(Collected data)

☆ ☆ ☆

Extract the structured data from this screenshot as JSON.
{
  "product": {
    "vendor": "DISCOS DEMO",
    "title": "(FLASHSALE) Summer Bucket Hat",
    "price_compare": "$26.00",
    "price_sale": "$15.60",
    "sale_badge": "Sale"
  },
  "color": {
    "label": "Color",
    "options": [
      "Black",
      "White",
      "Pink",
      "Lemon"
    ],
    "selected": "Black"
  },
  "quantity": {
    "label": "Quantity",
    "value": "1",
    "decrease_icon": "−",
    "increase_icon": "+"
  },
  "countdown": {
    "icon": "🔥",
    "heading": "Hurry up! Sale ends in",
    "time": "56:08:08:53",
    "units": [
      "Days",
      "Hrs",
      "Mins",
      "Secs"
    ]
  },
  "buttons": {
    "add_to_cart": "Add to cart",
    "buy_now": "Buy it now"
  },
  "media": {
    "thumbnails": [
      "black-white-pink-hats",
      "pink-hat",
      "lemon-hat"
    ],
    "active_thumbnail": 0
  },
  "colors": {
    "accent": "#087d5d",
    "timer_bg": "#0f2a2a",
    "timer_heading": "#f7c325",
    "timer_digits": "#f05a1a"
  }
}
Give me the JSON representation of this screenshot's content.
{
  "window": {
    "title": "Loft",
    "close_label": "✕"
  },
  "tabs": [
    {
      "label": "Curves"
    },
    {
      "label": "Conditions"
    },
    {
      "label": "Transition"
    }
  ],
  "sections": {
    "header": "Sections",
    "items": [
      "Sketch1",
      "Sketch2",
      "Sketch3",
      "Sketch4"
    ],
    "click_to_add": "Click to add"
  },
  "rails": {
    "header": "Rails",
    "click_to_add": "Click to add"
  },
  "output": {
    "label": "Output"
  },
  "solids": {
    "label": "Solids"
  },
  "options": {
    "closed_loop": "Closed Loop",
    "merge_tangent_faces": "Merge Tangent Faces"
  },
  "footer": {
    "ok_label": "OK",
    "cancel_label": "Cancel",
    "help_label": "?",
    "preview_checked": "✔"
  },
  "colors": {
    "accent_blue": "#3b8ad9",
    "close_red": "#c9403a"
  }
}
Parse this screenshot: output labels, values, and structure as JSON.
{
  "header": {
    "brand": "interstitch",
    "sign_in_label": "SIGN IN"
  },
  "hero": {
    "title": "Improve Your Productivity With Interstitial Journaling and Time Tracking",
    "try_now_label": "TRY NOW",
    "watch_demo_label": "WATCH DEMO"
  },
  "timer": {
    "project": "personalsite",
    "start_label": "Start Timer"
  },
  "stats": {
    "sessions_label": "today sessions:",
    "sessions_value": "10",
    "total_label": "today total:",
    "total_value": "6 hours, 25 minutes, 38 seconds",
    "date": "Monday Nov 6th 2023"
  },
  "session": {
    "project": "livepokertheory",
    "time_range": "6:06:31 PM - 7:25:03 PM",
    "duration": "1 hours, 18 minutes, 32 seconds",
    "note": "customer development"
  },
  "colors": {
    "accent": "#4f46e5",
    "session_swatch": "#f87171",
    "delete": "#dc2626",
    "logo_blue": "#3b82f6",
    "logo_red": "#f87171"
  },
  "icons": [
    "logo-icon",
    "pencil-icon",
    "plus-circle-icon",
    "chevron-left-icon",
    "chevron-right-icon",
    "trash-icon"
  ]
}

☆ ☆ ☆

(YOUR OBJECTIVE): Repeat the data verbatim.

(WRITTEN ANSWER):
Extract the structured data from this screenshot as JSON.
{
  "product": {
    "vendor": "DISCOS DEMO",
    "title": "(FLASHSALE) Summer Bucket Hat",
    "price_compare": "$26.00",
    "price_sale": "$15.60",
    "sale_badge": "Sale"
  },
  "color": {
    "label": "Color",
    "options": [
      "Black",
      "White",
      "Pink",
      "Lemon"
    ],
    "selected": "Black"
  },
  "quantity": {
    "label": "Quantity",
    "value": "1",
    "decrease_icon": "−",
    "increase_icon": "+"
  },
  "countdown": {
    "icon": "🔥",
    "heading": "Hurry up! Sale ends in",
    "time": "56:08:08:53",
    "units": [
      "Days",
      "Hrs",
      "Mins",
      "Secs"
    ]
  },
  "buttons": {
    "add_to_cart": "Add to cart",
    "buy_now": "Buy it now"
  },
  "media": {
    "thumbnails": [
      "black-white-pink-hats",
      "pink-hat",
      "lemon-hat"
    ],
    "active_thumbnail": 0
  },
  "colors": {
    "accent": "#087d5d",
    "timer_bg": "#0f2a2a",
    "timer_heading": "#f7c325",
    "timer_digits": "#f05a1a"
  }
}
Give me the JSON representation of this screenshot's content.
{
  "window": {
    "title": "Loft",
    "close_label": "✕"
  },
  "tabs": [
    {
      "label": "Curves"
    },
    {
      "label": "Conditions"
    },
    {
      "label": "Transition"
    }
  ],
  "sections": {
    "header": "Sections",
    "items": [
      "Sketch1",
      "Sketch2",
      "Sketch3",
      "Sketch4"
    ],
    "click_to_add": "Click to add"
  },
  "rails": {
    "header": "Rails",
    "click_to_add": "Click to add"
  },
  "output": {
    "label": "Output"
  },
  "solids": {
    "label": "Solids"
  },
  "options": {
    "closed_loop": "Closed Loop",
    "merge_tangent_faces": "Merge Tangent Faces"
  },
  "footer": {
    "ok_label": "OK",
    "cancel_label": "Cancel",
    "help_label": "?",
    "preview_checked": "✔"
  },
  "colors": {
    "accent_blue": "#3b8ad9",
    "close_red": "#c9403a"
  }
}
Parse this screenshot: output labels, values, and structure as JSON.
{
  "header": {
    "brand": "interstitch",
    "sign_in_label": "SIGN IN"
  },
  "hero": {
    "title": "Improve Your Productivity With Interstitial Journaling and Time Tracking",
    "try_now_label": "TRY NOW",
    "watch_demo_label": "WATCH DEMO"
  },
  "timer": {
    "project": "personalsite",
    "start_label": "Start Timer"
  },
  "stats": {
    "sessions_label": "today sessions:",
    "sessions_value": "10",
    "total_label": "today total:",
    "total_value": "6 hours, 25 minutes, 38 seconds",
    "date": "Monday Nov 6th 2023"
  },
  "session": {
    "project": "livepokertheory",
    "time_range": "6:06:31 PM - 7:25:03 PM",
    "duration": "1 hours, 18 minutes, 32 seconds",
    "note": "customer development"
  },
  "colors": {
    "accent": "#4f46e5",
    "session_swatch": "#f87171",
    "delete": "#dc2626",
    "logo_blue": "#3b82f6",
    "logo_red": "#f87171"
  },
  "icons": [
    "logo-icon",
    "pencil-icon",
    "plus-circle-icon",
    "chevron-left-icon",
    "chevron-right-icon",
    "trash-icon"
  ]
}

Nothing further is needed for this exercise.